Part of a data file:

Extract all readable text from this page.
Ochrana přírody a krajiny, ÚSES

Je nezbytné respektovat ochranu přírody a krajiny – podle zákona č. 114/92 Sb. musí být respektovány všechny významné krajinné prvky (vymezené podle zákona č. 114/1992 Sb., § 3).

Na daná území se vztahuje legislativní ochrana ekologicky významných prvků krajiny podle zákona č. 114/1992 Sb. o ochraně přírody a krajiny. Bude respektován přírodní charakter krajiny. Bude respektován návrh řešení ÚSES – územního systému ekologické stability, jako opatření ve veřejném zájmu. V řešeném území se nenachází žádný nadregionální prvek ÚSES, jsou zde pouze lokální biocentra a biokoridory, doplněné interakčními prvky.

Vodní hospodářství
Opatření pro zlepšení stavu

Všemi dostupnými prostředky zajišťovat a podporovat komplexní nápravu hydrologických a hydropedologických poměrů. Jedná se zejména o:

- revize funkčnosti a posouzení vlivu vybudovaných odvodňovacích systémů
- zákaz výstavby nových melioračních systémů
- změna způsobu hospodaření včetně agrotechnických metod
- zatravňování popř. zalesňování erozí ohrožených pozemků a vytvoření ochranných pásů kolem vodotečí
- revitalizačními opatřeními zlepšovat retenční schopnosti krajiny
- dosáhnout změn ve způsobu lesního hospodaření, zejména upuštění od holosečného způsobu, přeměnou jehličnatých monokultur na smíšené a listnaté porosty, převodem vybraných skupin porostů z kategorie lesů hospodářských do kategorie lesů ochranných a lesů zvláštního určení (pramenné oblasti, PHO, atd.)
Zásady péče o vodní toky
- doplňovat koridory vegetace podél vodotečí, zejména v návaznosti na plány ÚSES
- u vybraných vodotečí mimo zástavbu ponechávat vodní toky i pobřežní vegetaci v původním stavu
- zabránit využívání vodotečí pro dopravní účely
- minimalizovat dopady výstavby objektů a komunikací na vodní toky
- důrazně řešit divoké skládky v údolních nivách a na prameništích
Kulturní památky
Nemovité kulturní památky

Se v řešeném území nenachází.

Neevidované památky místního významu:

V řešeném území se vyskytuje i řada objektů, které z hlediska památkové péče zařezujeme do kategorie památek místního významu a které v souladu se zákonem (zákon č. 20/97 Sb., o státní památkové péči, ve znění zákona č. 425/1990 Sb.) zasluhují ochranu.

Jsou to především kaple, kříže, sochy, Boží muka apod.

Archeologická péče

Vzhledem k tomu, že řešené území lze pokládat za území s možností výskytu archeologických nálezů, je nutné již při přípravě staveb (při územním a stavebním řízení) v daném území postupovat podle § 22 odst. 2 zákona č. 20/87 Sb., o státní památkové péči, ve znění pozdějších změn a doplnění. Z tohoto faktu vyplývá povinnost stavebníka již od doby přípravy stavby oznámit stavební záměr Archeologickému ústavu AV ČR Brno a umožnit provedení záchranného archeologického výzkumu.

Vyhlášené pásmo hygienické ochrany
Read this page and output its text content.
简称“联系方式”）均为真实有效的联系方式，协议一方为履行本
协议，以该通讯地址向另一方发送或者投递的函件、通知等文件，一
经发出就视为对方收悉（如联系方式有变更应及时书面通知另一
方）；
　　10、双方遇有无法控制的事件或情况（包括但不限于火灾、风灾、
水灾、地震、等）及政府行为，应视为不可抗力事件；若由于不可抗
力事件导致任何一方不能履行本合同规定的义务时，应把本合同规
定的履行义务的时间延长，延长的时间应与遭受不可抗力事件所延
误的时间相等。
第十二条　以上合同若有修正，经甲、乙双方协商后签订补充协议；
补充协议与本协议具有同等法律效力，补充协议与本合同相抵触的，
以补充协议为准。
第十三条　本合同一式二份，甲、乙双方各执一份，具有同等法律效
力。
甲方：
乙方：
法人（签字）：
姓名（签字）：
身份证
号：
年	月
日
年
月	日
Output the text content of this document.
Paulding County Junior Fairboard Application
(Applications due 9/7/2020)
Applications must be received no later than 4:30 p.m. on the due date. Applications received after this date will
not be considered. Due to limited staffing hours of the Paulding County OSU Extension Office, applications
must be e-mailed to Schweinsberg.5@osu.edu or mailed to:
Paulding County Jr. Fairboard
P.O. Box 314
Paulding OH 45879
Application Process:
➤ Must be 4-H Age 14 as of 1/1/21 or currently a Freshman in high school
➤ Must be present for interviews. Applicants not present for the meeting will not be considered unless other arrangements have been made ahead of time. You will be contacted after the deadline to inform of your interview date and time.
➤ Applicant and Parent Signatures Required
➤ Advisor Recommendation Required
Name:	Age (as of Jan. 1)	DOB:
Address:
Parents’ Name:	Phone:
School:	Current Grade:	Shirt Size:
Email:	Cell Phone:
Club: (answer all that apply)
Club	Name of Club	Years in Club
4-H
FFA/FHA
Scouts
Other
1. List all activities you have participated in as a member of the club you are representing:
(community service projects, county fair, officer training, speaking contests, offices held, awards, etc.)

> _GIVEN TASK_: Repeat every entry exactly as written above.

> _THE SOLUTION_:
Extract all readable text from this page.
Ochrana přírody a krajiny, ÚSES

Je nezbytné respektovat ochranu přírody a krajiny – podle zákona č. 114/92 Sb. musí být respektovány všechny významné krajinné prvky (vymezené podle zákona č. 114/1992 Sb., § 3).

Na daná území se vztahuje legislativní ochrana ekologicky významných prvků krajiny podle zákona č. 114/1992 Sb. o ochraně přírody a krajiny. Bude respektován přírodní charakter krajiny. Bude respektován návrh řešení ÚSES – územního systému ekologické stability, jako opatření ve veřejném zájmu. V řešeném území se nenachází žádný nadregionální prvek ÚSES, jsou zde pouze lokální biocentra a biokoridory, doplněné interakčními prvky.

Vodní hospodářství
Opatření pro zlepšení stavu

Všemi dostupnými prostředky zajišťovat a podporovat komplexní nápravu hydrologických a hydropedologických poměrů. Jedná se zejména o:

- revize funkčnosti a posouzení vlivu vybudovaných odvodňovacích systémů
- zákaz výstavby nových melioračních systémů
- změna způsobu hospodaření včetně agrotechnických metod
- zatravňování popř. zalesňování erozí ohrožených pozemků a vytvoření ochranných pásů kolem vodotečí
- revitalizačními opatřeními zlepšovat retenční schopnosti krajiny
- dosáhnout změn ve způsobu lesního hospodaření, zejména upuštění od holosečného způsobu, přeměnou jehličnatých monokultur na smíšené a listnaté porosty, převodem vybraných skupin porostů z kategorie lesů hospodářských do kategorie lesů ochranných a lesů zvláštního určení (pramenné oblasti, PHO, atd.)
Zásady péče o vodní toky
- doplňovat koridory vegetace podél vodotečí, zejména v návaznosti na plány ÚSES
- u vybraných vodotečí mimo zástavbu ponechávat vodní toky i pobřežní vegetaci v původním stavu
- zabránit využívání vodotečí pro dopravní účely
- minimalizovat dopady výstavby objektů a komunikací na vodní toky
- důrazně řešit divoké skládky v údolních nivách a na prameništích
Kulturní památky
Nemovité kulturní památky

Se v řešeném území nenachází.

Neevidované památky místního významu:

V řešeném území se vyskytuje i řada objektů, které z hlediska památkové péče zařezujeme do kategorie památek místního významu a které v souladu se zákonem (zákon č. 20/97 Sb., o státní památkové péči, ve znění zákona č. 425/1990 Sb.) zasluhují ochranu.

Jsou to především kaple, kříže, sochy, Boží muka apod.

Archeologická péče

Vzhledem k tomu, že řešené území lze pokládat za území s možností výskytu archeologických nálezů, je nutné již při přípravě staveb (při územním a stavebním řízení) v daném území postupovat podle § 22 odst. 2 zákona č. 20/87 Sb., o státní památkové péči, ve znění pozdějších změn a doplnění. Z tohoto faktu vyplývá povinnost stavebníka již od doby přípravy stavby oznámit stavební záměr Archeologickému ústavu AV ČR Brno a umožnit provedení záchranného archeologického výzkumu.

Vyhlášené pásmo hygienické ochrany
Read this page and output its text content.
简称“联系方式”）均为真实有效的联系方式，协议一方为履行本
协议，以该通讯地址向另一方发送或者投递的函件、通知等文件，一
经发出就视为对方收悉（如联系方式有变更应及时书面通知另一
方）；
　　10、双方遇有无法控制的事件或情况（包括但不限于火灾、风灾、
水灾、地震、等）及政府行为，应视为不可抗力事件；若由于不可抗
力事件导致任何一方不能履行本合同规定的义务时，应把本合同规
定的履行义务的时间延长，延长的时间应与遭受不可抗力事件所延
误的时间相等。
第十二条　以上合同若有修正，经甲、乙双方协商后签订补充协议；
补充协议与本协议具有同等法律效力，补充协议与本合同相抵触的，
以补充协议为准。
第十三条　本合同一式二份，甲、乙双方各执一份，具有同等法律效
力。
甲方：
乙方：
法人（签字）：
姓名（签字）：
身份证
号：
年	月
日
年
月	日
Output the text content of this document.
Paulding County Junior Fairboard Application
(Applications due 9/7/2020)
Applications must be received no later than 4:30 p.m. on the due date. Applications received after this date will
not be considered. Due to limited staffing hours of the Paulding County OSU Extension Office, applications
must be e-mailed to Schweinsberg.5@osu.edu or mailed to:
Paulding County Jr. Fairboard
P.O. Box 314
Paulding OH 45879
Application Process:
➤ Must be 4-H Age 14 as of 1/1/21 or currently a Freshman in high school
➤ Must be present for interviews. Applicants not present for the meeting will not be considered unless other arrangements have been made ahead of time. You will be contacted after the deadline to inform of your interview date and time.
➤ Applicant and Parent Signatures Required
➤ Advisor Recommendation Required
Name:	Age (as of Jan. 1)	DOB:
Address:
Parents’ Name:	Phone:
School:	Current Grade:	Shirt Size:
Email:	Cell Phone:
Club: (answer all that apply)
Club	Name of Club	Years in Club
4-H
FFA/FHA
Scouts
Other
1. List all activities you have participated in as a member of the club you are representing:
(community service projects, county fair, officer training, speaking contests, offices held, awards, etc.)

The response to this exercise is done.